WRITTEN EXERCISE: Give the listing again in full, exactly as written.

[Dataset records]

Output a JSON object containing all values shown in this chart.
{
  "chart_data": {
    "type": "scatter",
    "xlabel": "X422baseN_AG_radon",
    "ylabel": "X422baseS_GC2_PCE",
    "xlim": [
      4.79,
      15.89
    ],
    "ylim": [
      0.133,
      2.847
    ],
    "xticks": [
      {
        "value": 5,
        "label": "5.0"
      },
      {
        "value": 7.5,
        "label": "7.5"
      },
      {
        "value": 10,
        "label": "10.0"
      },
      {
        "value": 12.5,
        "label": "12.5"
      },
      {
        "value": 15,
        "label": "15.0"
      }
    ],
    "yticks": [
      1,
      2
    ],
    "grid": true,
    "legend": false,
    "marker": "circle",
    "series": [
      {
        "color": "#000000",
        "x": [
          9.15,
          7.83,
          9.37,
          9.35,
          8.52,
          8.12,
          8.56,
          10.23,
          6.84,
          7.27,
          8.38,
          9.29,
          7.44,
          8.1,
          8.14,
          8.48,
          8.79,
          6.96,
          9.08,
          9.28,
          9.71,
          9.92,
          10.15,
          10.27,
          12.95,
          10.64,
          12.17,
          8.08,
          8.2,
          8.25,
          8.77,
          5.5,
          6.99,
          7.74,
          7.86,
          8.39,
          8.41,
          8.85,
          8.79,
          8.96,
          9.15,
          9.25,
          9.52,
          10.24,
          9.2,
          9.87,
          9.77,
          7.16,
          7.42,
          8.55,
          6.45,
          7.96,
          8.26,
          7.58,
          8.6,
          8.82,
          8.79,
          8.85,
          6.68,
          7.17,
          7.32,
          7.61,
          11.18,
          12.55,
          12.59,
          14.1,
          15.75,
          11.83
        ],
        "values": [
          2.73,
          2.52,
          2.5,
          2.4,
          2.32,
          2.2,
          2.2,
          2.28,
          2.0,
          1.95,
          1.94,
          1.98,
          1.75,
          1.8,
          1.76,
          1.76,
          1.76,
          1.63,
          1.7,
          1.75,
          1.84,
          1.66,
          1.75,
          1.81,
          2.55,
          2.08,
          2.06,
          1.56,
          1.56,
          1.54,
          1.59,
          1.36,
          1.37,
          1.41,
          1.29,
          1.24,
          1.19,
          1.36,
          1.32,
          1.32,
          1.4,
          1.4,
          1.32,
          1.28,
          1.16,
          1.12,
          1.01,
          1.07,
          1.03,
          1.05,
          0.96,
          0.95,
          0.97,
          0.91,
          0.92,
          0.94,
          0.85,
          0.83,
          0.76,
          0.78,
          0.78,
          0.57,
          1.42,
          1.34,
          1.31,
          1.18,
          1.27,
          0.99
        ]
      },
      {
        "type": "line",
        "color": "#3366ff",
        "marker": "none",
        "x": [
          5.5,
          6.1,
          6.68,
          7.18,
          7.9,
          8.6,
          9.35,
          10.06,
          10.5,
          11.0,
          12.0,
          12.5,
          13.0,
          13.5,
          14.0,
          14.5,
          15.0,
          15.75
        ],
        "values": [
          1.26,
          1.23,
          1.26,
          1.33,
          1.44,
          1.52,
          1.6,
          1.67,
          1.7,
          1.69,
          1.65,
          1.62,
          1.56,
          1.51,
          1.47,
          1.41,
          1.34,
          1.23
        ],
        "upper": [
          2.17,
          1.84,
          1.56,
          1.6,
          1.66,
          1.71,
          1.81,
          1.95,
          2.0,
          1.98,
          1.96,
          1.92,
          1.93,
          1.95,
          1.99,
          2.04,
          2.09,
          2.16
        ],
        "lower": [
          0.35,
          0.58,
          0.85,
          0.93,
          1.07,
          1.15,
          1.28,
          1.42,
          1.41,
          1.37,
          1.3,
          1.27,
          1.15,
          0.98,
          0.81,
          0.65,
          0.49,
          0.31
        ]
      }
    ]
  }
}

RESULT OF THE EXERCISE:
Output a JSON object containing all values shown in this chart.
{
  "chart_data": {
    "type": "scatter",
    "xlabel": "X422baseN_AG_radon",
    "ylabel": "X422baseS_GC2_PCE",
    "xlim": [
      4.79,
      15.89
    ],
    "ylim": [
      0.133,
      2.847
    ],
    "xticks": [
      {
        "value": 5,
        "label": "5.0"
      },
      {
        "value": 7.5,
        "label": "7.5"
      },
      {
        "value": 10,
        "label": "10.0"
      },
      {
        "value": 12.5,
        "label": "12.5"
      },
      {
        "value": 15,
        "label": "15.0"
      }
    ],
    "yticks": [
      1,
      2
    ],
    "grid": true,
    "legend": false,
    "marker": "circle",
    "series": [
      {
        "color": "#000000",
        "x": [
          9.15,
          7.83,
          9.37,
          9.35,
          8.52,
          8.12,
          8.56,
          10.23,
          6.84,
          7.27,
          8.38,
          9.29,
          7.44,
          8.1,
          8.14,
          8.48,
          8.79,
          6.96,
          9.08,
          9.28,
          9.71,
          9.92,
          10.15,
          10.27,
          12.95,
          10.64,
          12.17,
          8.08,
          8.2,
          8.25,
          8.77,
          5.5,
          6.99,
          7.74,
          7.86,
          8.39,
          8.41,
          8.85,
          8.79,
          8.96,
          9.15,
          9.25,
          9.52,
          10.24,
          9.2,
          9.87,
          9.77,
          7.16,
          7.42,
          8.55,
          6.45,
          7.96,
          8.26,
          7.58,
          8.6,
          8.82,
          8.79,
          8.85,
          6.68,
          7.17,
          7.32,
          7.61,
          11.18,
          12.55,
          12.59,
          14.1,
          15.75,
          11.83
        ],
        "values": [
          2.73,
          2.52,
          2.5,
          2.4,
          2.32,
          2.2,
          2.2,
          2.28,
          2.0,
          1.95,
          1.94,
          1.98,
          1.75,
          1.8,
          1.76,
          1.76,
          1.76,
          1.63,
          1.7,
          1.75,
          1.84,
          1.66,
          1.75,
          1.81,
          2.55,
          2.08,
          2.06,
          1.56,
          1.56,
          1.54,
          1.59,
          1.36,
          1.37,
          1.41,
          1.29,
          1.24,
          1.19,
          1.36,
          1.32,
          1.32,
          1.4,
          1.4,
          1.32,
          1.28,
          1.16,
          1.12,
          1.01,
          1.07,
          1.03,
          1.05,
          0.96,
          0.95,
          0.97,
          0.91,
          0.92,
          0.94,
          0.85,
          0.83,
          0.76,
          0.78,
          0.78,
          0.57,
          1.42,
          1.34,
          1.31,
          1.18,
          1.27,
          0.99
        ]
      },
      {
        "type": "line",
        "color": "#3366ff",
        "marker": "none",
        "x": [
          5.5,
          6.1,
          6.68,
          7.18,
          7.9,
          8.6,
          9.35,
          10.06,
          10.5,
          11.0,
          12.0,
          12.5,
          13.0,
          13.5,
          14.0,
          14.5,
          15.0,
          15.75
        ],
        "values": [
          1.26,
          1.23,
          1.26,
          1.33,
          1.44,
          1.52,
          1.6,
          1.67,
          1.7,
          1.69,
          1.65,
          1.62,
          1.56,
          1.51,
          1.47,
          1.41,
          1.34,
          1.23
        ],
        "upper": [
          2.17,
          1.84,
          1.56,
          1.6,
          1.66,
          1.71,
          1.81,
          1.95,
          2.0,
          1.98,
          1.96,
          1.92,
          1.93,
          1.95,
          1.99,
          2.04,
          2.09,
          2.16
        ],
        "lower": [
          0.35,
          0.58,
          0.85,
          0.93,
          1.07,
          1.15,
          1.28,
          1.42,
          1.41,
          1.37,
          1.3,
          1.27,
          1.15,
          0.98,
          0.81,
          0.65,
          0.49,
          0.31
        ]
      }
    ]
  }
}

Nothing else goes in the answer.